**Task directions:** Will you transcribe the entries that follow, exactly and in full?

___ Dataset excerpts ___

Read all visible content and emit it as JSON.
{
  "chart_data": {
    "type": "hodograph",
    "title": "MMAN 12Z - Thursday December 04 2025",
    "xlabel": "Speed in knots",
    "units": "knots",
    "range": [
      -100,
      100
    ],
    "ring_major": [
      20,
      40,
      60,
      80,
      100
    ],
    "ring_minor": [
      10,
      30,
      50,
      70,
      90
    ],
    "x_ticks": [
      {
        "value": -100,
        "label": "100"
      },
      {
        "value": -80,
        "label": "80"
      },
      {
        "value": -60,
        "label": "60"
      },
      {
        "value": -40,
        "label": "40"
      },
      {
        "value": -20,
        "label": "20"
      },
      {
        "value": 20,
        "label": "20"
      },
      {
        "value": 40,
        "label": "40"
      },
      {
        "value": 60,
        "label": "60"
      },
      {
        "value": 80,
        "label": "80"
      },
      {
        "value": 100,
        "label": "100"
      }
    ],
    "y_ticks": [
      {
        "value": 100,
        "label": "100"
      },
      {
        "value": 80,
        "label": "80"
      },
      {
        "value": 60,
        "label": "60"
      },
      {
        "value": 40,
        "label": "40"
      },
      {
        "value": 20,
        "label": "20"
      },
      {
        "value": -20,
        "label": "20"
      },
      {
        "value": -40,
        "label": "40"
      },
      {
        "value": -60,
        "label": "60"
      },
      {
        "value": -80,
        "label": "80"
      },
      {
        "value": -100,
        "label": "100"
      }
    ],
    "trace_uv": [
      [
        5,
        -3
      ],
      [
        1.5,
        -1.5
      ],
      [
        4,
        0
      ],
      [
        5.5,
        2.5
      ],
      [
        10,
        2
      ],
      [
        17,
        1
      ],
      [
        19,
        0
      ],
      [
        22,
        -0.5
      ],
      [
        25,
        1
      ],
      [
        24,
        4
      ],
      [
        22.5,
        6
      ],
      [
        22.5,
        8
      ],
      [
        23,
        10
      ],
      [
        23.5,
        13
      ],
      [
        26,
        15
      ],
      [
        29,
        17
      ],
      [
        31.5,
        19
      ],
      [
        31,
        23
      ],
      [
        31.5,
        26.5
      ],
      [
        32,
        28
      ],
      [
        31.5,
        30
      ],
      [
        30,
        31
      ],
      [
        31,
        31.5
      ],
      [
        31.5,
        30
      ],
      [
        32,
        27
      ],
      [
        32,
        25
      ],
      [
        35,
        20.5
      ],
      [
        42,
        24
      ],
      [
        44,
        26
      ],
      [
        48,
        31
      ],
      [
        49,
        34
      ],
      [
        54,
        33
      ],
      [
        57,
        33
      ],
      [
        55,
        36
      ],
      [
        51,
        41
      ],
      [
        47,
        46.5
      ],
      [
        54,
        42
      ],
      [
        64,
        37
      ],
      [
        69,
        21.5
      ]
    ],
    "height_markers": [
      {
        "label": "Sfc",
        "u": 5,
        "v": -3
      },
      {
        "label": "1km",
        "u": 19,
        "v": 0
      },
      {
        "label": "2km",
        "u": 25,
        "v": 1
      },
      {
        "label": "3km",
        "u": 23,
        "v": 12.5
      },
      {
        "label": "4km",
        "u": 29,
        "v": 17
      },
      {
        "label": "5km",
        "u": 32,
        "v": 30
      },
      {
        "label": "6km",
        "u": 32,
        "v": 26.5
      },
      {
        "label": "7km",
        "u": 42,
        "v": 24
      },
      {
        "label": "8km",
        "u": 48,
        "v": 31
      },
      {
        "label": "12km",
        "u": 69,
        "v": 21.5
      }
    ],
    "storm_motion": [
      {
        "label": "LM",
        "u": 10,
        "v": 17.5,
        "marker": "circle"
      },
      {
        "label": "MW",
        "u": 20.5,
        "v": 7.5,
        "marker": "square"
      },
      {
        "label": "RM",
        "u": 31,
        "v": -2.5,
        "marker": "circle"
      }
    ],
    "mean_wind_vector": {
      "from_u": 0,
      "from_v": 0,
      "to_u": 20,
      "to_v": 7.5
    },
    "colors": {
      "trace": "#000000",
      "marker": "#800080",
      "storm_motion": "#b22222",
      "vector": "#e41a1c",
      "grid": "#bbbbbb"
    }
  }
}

___

**Written answer:**
Read all visible content and emit it as JSON.
{
  "chart_data": {
    "type": "hodograph",
    "title": "MMAN 12Z - Thursday December 04 2025",
    "xlabel": "Speed in knots",
    "units": "knots",
    "range": [
      -100,
      100
    ],
    "ring_major": [
      20,
      40,
      60,
      80,
      100
    ],
    "ring_minor": [
      10,
      30,
      50,
      70,
      90
    ],
    "x_ticks": [
      {
        "value": -100,
        "label": "100"
      },
      {
        "value": -80,
        "label": "80"
      },
      {
        "value": -60,
        "label": "60"
      },
      {
        "value": -40,
        "label": "40"
      },
      {
        "value": -20,
        "label": "20"
      },
      {
        "value": 20,
        "label": "20"
      },
      {
        "value": 40,
        "label": "40"
      },
      {
        "value": 60,
        "label": "60"
      },
      {
        "value": 80,
        "label": "80"
      },
      {
        "value": 100,
        "label": "100"
      }
    ],
    "y_ticks": [
      {
        "value": 100,
        "label": "100"
      },
      {
        "value": 80,
        "label": "80"
      },
      {
        "value": 60,
        "label": "60"
      },
      {
        "value": 40,
        "label": "40"
      },
      {
        "value": 20,
        "label": "20"
      },
      {
        "value": -20,
        "label": "20"
      },
      {
        "value": -40,
        "label": "40"
      },
      {
        "value": -60,
        "label": "60"
      },
      {
        "value": -80,
        "label": "80"
      },
      {
        "value": -100,
        "label": "100"
      }
    ],
    "trace_uv": [
      [
        5,
        -3
      ],
      [
        1.5,
        -1.5
      ],
      [
        4,
        0
      ],
      [
        5.5,
        2.5
      ],
      [
        10,
        2
      ],
      [
        17,
        1
      ],
      [
        19,
        0
      ],
      [
        22,
        -0.5
      ],
      [
        25,
        1
      ],
      [
        24,
        4
      ],
      [
        22.5,
        6
      ],
      [
        22.5,
        8
      ],
      [
        23,
        10
      ],
      [
        23.5,
        13
      ],
      [
        26,
        15
      ],
      [
        29,
        17
      ],
      [
        31.5,
        19
      ],
      [
        31,
        23
      ],
      [
        31.5,
        26.5
      ],
      [
        32,
        28
      ],
      [
        31.5,
        30
      ],
      [
        30,
        31
      ],
      [
        31,
        31.5
      ],
      [
        31.5,
        30
      ],
      [
        32,
        27
      ],
      [
        32,
        25
      ],
      [
        35,
        20.5
      ],
      [
        42,
        24
      ],
      [
        44,
        26
      ],
      [
        48,
        31
      ],
      [
        49,
        34
      ],
      [
        54,
        33
      ],
      [
        57,
        33
      ],
      [
        55,
        36
      ],
      [
        51,
        41
      ],
      [
        47,
        46.5
      ],
      [
        54,
        42
      ],
      [
        64,
        37
      ],
      [
        69,
        21.5
      ]
    ],
    "height_markers": [
      {
        "label": "Sfc",
        "u": 5,
        "v": -3
      },
      {
        "label": "1km",
        "u": 19,
        "v": 0
      },
      {
        "label": "2km",
        "u": 25,
        "v": 1
      },
      {
        "label": "3km",
        "u": 23,
        "v": 12.5
      },
      {
        "label": "4km",
        "u": 29,
        "v": 17
      },
      {
        "label": "5km",
        "u": 32,
        "v": 30
      },
      {
        "label": "6km",
        "u": 32,
        "v": 26.5
      },
      {
        "label": "7km",
        "u": 42,
        "v": 24
      },
      {
        "label": "8km",
        "u": 48,
        "v": 31
      },
      {
        "label": "12km",
        "u": 69,
        "v": 21.5
      }
    ],
    "storm_motion": [
      {
        "label": "LM",
        "u": 10,
        "v": 17.5,
        "marker": "circle"
      },
      {
        "label": "MW",
        "u": 20.5,
        "v": 7.5,
        "marker": "square"
      },
      {
        "label": "RM",
        "u": 31,
        "v": -2.5,
        "marker": "circle"
      }
    ],
    "mean_wind_vector": {
      "from_u": 0,
      "from_v": 0,
      "to_u": 20,
      "to_v": 7.5
    },
    "colors": {
      "trace": "#000000",
      "marker": "#800080",
      "storm_motion": "#b22222",
      "vector": "#e41a1c",
      "grid": "#bbbbbb"
    }
  }
}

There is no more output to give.